→ EXERCISE: Using the listing below, report all lines holding the word "next".

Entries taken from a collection

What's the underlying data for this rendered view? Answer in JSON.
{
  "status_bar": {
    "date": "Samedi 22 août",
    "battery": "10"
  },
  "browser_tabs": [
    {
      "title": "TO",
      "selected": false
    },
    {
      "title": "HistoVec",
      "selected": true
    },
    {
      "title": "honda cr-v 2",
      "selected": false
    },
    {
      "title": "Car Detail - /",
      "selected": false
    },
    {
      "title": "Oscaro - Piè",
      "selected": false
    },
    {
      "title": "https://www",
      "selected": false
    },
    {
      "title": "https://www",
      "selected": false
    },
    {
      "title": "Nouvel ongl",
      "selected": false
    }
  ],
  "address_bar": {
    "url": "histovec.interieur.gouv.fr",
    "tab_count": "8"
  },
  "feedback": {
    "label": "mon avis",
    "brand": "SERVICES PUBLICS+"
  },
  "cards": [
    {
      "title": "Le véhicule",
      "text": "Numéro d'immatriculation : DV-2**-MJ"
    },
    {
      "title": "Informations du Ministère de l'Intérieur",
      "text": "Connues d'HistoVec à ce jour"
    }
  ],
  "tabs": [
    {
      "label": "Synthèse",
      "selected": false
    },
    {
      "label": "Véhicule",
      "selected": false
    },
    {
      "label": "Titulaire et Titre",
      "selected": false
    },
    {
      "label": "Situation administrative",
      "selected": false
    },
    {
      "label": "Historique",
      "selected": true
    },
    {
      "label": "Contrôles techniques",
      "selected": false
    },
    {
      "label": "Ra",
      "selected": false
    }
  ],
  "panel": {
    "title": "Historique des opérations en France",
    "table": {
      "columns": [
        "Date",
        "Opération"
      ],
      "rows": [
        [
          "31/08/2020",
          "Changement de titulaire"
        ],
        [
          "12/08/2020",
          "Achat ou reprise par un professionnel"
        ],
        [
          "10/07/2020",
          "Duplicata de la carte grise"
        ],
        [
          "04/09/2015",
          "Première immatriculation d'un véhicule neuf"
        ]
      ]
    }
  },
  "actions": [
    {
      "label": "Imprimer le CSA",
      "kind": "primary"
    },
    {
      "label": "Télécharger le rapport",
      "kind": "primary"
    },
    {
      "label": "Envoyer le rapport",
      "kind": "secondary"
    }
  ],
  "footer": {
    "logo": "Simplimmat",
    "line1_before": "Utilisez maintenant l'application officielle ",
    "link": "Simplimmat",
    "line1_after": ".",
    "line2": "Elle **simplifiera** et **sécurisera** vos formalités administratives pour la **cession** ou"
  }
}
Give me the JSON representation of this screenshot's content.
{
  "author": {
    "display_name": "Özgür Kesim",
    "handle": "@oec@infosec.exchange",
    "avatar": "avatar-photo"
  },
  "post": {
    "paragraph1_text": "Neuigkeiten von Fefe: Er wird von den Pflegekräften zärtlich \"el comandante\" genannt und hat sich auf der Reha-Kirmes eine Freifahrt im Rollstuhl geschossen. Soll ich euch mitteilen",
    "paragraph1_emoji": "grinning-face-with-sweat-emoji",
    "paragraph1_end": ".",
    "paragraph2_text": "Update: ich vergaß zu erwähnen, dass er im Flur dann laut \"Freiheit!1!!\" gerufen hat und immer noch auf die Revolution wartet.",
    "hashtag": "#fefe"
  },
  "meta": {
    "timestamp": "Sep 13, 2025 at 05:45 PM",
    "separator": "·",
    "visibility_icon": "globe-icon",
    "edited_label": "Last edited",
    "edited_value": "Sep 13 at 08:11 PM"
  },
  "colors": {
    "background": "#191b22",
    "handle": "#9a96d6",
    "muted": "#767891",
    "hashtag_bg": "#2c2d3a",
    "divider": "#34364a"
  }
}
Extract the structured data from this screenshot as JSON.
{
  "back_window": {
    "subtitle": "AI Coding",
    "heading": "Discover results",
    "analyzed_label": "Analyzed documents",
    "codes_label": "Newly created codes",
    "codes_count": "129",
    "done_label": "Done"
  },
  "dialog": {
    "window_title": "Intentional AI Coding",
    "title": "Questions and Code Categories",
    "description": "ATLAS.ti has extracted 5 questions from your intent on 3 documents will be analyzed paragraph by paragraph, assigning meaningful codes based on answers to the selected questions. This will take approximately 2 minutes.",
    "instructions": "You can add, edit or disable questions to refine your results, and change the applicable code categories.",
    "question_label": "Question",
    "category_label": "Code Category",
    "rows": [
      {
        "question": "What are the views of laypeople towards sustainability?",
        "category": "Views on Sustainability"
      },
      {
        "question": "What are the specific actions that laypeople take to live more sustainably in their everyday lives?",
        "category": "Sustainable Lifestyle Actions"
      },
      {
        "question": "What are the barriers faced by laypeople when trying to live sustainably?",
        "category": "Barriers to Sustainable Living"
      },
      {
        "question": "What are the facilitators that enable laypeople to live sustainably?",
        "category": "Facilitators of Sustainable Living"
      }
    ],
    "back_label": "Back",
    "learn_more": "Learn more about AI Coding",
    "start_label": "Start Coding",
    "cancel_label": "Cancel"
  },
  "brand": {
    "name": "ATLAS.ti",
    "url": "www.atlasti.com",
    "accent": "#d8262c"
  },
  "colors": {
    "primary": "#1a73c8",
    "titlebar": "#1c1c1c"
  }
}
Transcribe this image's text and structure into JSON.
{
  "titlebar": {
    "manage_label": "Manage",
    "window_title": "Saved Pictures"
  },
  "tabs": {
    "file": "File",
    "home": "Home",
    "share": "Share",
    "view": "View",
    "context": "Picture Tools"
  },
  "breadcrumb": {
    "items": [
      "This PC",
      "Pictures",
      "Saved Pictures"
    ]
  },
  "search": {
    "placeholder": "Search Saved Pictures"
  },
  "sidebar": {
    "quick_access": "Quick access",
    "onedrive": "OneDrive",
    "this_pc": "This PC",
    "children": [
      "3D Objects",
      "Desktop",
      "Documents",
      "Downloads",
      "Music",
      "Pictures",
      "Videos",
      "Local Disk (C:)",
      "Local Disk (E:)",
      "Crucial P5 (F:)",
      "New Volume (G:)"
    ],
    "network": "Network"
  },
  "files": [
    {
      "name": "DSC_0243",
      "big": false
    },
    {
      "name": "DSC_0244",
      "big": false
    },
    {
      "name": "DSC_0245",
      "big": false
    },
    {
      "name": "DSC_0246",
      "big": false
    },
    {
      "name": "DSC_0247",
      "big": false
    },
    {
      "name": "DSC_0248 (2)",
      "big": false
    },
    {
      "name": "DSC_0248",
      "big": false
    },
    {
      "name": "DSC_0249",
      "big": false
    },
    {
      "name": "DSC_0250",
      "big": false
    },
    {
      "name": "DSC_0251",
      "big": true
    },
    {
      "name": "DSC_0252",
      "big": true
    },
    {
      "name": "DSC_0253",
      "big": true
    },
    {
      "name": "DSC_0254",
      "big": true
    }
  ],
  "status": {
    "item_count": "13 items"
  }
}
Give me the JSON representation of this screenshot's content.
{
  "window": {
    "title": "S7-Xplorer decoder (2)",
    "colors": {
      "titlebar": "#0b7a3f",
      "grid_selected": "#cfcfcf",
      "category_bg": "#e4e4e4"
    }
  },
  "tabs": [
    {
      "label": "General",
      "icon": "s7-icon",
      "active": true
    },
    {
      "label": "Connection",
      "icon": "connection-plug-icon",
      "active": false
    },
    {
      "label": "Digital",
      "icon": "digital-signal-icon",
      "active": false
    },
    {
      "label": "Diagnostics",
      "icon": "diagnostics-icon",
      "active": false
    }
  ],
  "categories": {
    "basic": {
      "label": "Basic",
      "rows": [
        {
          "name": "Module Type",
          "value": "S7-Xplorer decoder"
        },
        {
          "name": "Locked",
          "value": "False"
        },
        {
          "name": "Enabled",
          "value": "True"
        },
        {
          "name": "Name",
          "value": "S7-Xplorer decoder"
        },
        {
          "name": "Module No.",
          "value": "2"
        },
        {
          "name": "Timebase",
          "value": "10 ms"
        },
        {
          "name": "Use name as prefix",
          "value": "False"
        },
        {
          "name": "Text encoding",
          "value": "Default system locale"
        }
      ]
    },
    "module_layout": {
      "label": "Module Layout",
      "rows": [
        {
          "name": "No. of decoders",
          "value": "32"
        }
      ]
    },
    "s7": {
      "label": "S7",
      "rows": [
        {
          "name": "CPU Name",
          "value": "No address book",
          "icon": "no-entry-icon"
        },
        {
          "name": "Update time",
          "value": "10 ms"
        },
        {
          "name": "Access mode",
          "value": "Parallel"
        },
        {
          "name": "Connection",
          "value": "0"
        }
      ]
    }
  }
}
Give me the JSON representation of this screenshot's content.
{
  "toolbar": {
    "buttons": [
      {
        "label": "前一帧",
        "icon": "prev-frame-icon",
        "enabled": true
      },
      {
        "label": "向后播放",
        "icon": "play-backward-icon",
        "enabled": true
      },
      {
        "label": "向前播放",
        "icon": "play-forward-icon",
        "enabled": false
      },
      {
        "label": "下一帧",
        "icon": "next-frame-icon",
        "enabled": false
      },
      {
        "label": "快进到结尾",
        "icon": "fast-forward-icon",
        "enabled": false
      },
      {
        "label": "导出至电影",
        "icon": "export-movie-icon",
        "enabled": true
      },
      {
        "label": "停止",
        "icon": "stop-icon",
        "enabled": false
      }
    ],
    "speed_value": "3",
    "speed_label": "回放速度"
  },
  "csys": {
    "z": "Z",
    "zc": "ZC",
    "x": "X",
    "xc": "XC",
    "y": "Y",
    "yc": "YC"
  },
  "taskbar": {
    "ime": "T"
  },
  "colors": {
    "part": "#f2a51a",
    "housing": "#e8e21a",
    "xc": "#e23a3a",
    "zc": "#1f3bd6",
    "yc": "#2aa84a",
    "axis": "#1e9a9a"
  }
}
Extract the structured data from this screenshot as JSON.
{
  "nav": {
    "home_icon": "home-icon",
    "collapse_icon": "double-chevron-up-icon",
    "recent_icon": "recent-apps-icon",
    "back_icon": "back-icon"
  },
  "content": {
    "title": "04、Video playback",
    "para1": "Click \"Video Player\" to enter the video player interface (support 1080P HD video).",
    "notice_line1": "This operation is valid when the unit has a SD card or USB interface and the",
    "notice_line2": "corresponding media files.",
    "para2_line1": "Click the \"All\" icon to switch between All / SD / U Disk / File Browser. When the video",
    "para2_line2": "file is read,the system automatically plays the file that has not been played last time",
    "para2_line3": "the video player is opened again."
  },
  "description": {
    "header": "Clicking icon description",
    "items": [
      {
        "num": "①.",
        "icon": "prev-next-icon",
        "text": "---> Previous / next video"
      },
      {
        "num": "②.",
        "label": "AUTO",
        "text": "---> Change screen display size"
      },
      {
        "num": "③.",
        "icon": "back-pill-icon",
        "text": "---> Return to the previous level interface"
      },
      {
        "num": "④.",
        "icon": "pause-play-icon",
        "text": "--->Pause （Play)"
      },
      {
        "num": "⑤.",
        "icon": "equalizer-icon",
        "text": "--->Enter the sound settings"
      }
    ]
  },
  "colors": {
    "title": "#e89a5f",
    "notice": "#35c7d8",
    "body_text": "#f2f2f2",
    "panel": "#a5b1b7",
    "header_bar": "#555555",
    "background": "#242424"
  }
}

→ RESPONSE BELOW:
        "icon": "next-frame-icon",
        "icon": "prev-next-icon",
        "text": "---> Previous / next video"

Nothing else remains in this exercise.